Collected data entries
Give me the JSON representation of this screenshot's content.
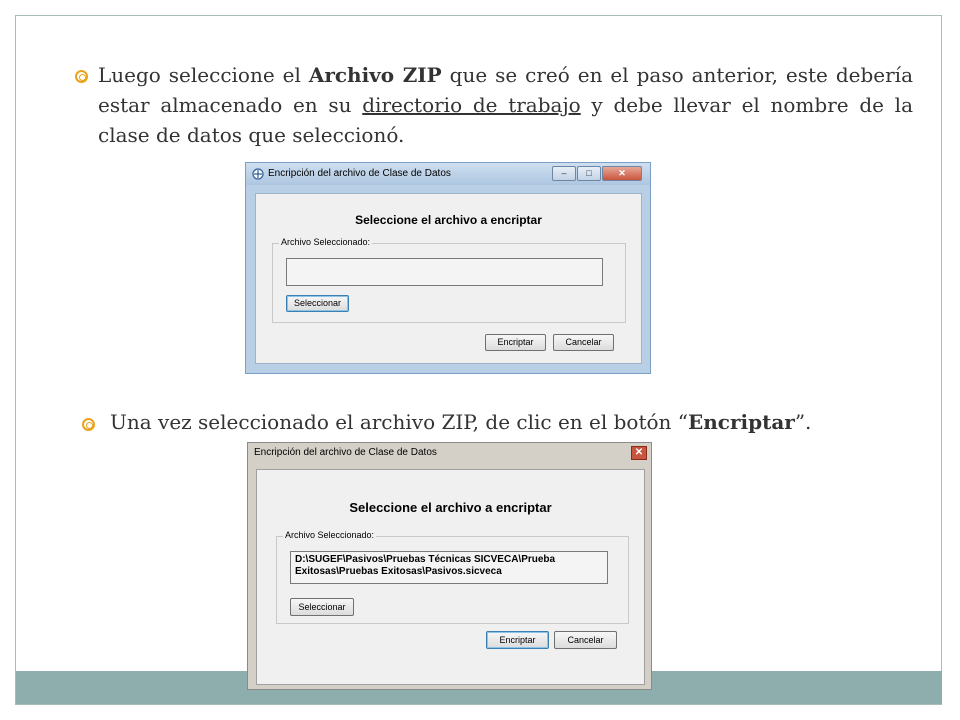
{
  "slide": {
    "bullet1": {
      "t1": "Luego seleccione el ",
      "b1": "Archivo ZIP",
      "t2": " que se creó en el paso anterior, este debería estar almacenado en su ",
      "u1": "directorio de trabajo",
      "t3": " y debe llevar el nombre de la clase de datos que seleccionó."
    },
    "bullet2": {
      "t1": "Una vez seleccionado el archivo ZIP, de clic en el botón “",
      "b1": "Encriptar",
      "t2": "”."
    }
  },
  "dialog1": {
    "title": "Encripción del archivo de Clase de Datos",
    "minimize": "‒",
    "maximize": "□",
    "close": "✕",
    "heading": "Seleccione el archivo a encriptar",
    "group_label": "Archivo Seleccionado:",
    "file_value": "",
    "select_button": "Seleccionar",
    "encrypt_button": "Encriptar",
    "cancel_button": "Cancelar"
  },
  "dialog2": {
    "title": "Encripción del archivo de Clase de Datos",
    "close": "✕",
    "heading": "Seleccione el archivo a encriptar",
    "group_label": "Archivo Seleccionado:",
    "file_value": "D:\\SUGEF\\Pasivos\\Pruebas Técnicas SICVECA\\Prueba Exitosas\\Pruebas Exitosas\\Pasivos.sicveca",
    "select_button": "Seleccionar",
    "encrypt_button": "Encriptar",
    "cancel_button": "Cancelar"
  },
  "colors": {
    "bullet": "#e9a21a",
    "footer_band": "#8eadad",
    "frame_border": "#a9bcbc"
  }
}
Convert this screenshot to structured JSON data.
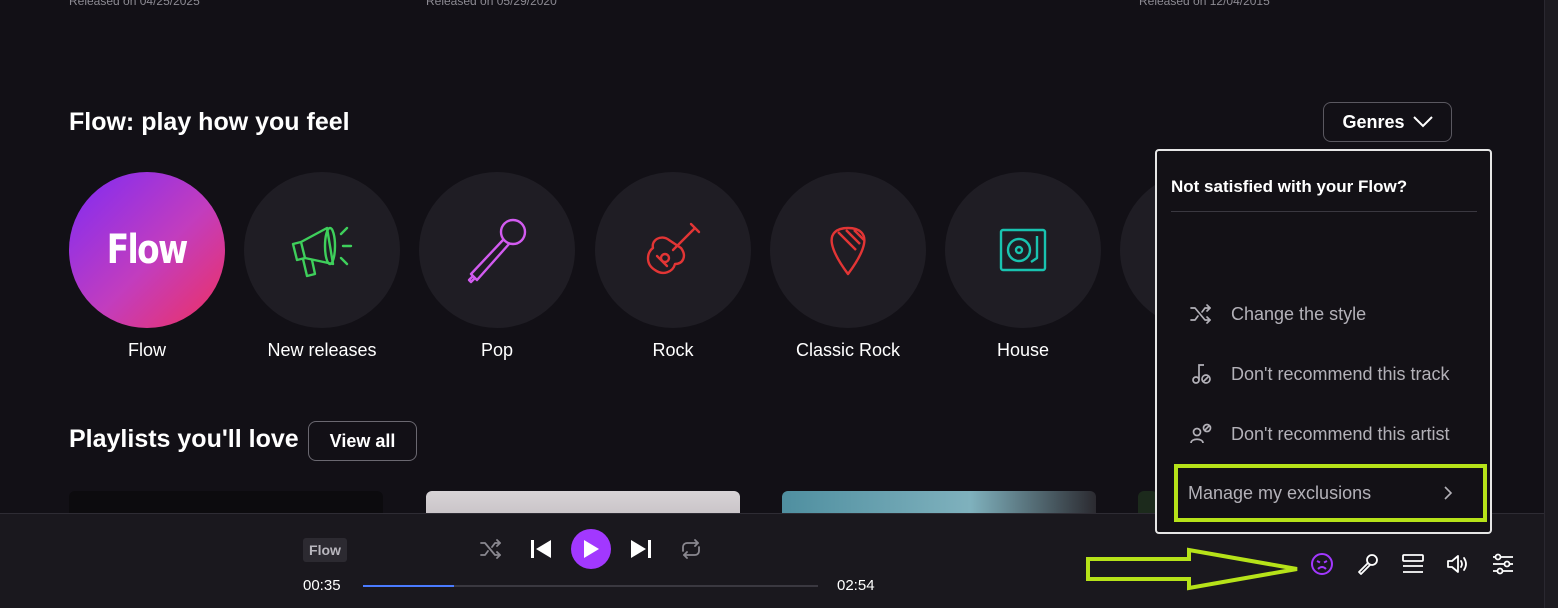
{
  "top_releases": [
    "Released on 04/25/2025",
    "Released on 05/29/2020",
    "Released on 12/04/2015"
  ],
  "flow_section": {
    "title": "Flow: play how you feel",
    "genres_label": "Genres",
    "tiles": [
      {
        "label": "Flow",
        "logo_text": "Flow",
        "icon": "flow-logo"
      },
      {
        "label": "New releases",
        "icon": "megaphone-icon",
        "color": "#3ecf5b"
      },
      {
        "label": "Pop",
        "icon": "microphone-icon",
        "color": "#d25bf0"
      },
      {
        "label": "Rock",
        "icon": "guitar-icon",
        "color": "#e23535"
      },
      {
        "label": "Classic Rock",
        "icon": "guitar-pick-icon",
        "color": "#e23535"
      },
      {
        "label": "House",
        "icon": "turntable-icon",
        "color": "#19c3b0"
      }
    ]
  },
  "playlists_section": {
    "title": "Playlists you'll love",
    "view_all_label": "View all"
  },
  "player": {
    "track_tag": "Flow",
    "elapsed": "00:35",
    "duration": "02:54",
    "progress": 0.2
  },
  "popup": {
    "title": "Not satisfied with your Flow?",
    "items": [
      {
        "label": "Change the style",
        "icon": "shuffle-icon"
      },
      {
        "label": "Don't recommend this track",
        "icon": "music-note-block-icon"
      },
      {
        "label": "Don't recommend this artist",
        "icon": "user-block-icon"
      }
    ],
    "manage_label": "Manage my exclusions"
  },
  "colors": {
    "accent": "#a238ff",
    "highlight": "#b6e219",
    "progress": "#4a7bff",
    "background": "#121016"
  }
}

▶ Your instructions:
Leave the pictures out and write out every entry exactly as given.

▶ Solution to the exercise:
Give me the JSON representation of this screenshot's content.
{
  "slide": {
    "bullet1": {
      "t1": "Luego seleccione el ",
      "b1": "Archivo ZIP",
      "t2": " que se creó en el paso anterior, este debería estar almacenado en su ",
      "u1": "directorio de trabajo",
      "t3": " y debe llevar el nombre de la clase de datos que seleccionó."
    },
    "bullet2": {
      "t1": "Una vez seleccionado el archivo ZIP, de clic en el botón “",
      "b1": "Encriptar",
      "t2": "”."
    }
  },
  "dialog1": {
    "title": "Encripción del archivo de Clase de Datos",
    "minimize": "‒",
    "maximize": "□",
    "close": "✕",
    "heading": "Seleccione el archivo a encriptar",
    "group_label": "Archivo Seleccionado:",
    "file_value": "",
    "select_button": "Seleccionar",
    "encrypt_button": "Encriptar",
    "cancel_button": "Cancelar"
  },
  "dialog2": {
    "title": "Encripción del archivo de Clase de Datos",
    "close": "✕",
    "heading": "Seleccione el archivo a encriptar",
    "group_label": "Archivo Seleccionado:",
    "file_value": "D:\\SUGEF\\Pasivos\\Pruebas Técnicas SICVECA\\Prueba Exitosas\\Pruebas Exitosas\\Pasivos.sicveca",
    "select_button": "Seleccionar",
    "encrypt_button": "Encriptar",
    "cancel_button": "Cancelar"
  },
  "colors": {
    "bullet": "#e9a21a",
    "footer_band": "#8eadad",
    "frame_border": "#a9bcbc"
  }
}
Convert this screenshot to structured JSON data.
{
  "top_releases": [
    "Released on 04/25/2025",
    "Released on 05/29/2020",
    "Released on 12/04/2015"
  ],
  "flow_section": {
    "title": "Flow: play how you feel",
    "genres_label": "Genres",
    "tiles": [
      {
        "label": "Flow",
        "logo_text": "Flow",
        "icon": "flow-logo"
      },
      {
        "label": "New releases",
        "icon": "megaphone-icon",
        "color": "#3ecf5b"
      },
      {
        "label": "Pop",
        "icon": "microphone-icon",
        "color": "#d25bf0"
      },
      {
        "label": "Rock",
        "icon": "guitar-icon",
        "color": "#e23535"
      },
      {
        "label": "Classic Rock",
        "icon": "guitar-pick-icon",
        "color": "#e23535"
      },
      {
        "label": "House",
        "icon": "turntable-icon",
        "color": "#19c3b0"
      }
    ]
  },
  "playlists_section": {
    "title": "Playlists you'll love",
    "view_all_label": "View all"
  },
  "player": {
    "track_tag": "Flow",
    "elapsed": "00:35",
    "duration": "02:54",
    "progress": 0.2
  },
  "popup": {
    "title": "Not satisfied with your Flow?",
    "items": [
      {
        "label": "Change the style",
        "icon": "shuffle-icon"
      },
      {
        "label": "Don't recommend this track",
        "icon": "music-note-block-icon"
      },
      {
        "label": "Don't recommend this artist",
        "icon": "user-block-icon"
      }
    ],
    "manage_label": "Manage my exclusions"
  },
  "colors": {
    "accent": "#a238ff",
    "highlight": "#b6e219",
    "progress": "#4a7bff",
    "background": "#121016"
  }
}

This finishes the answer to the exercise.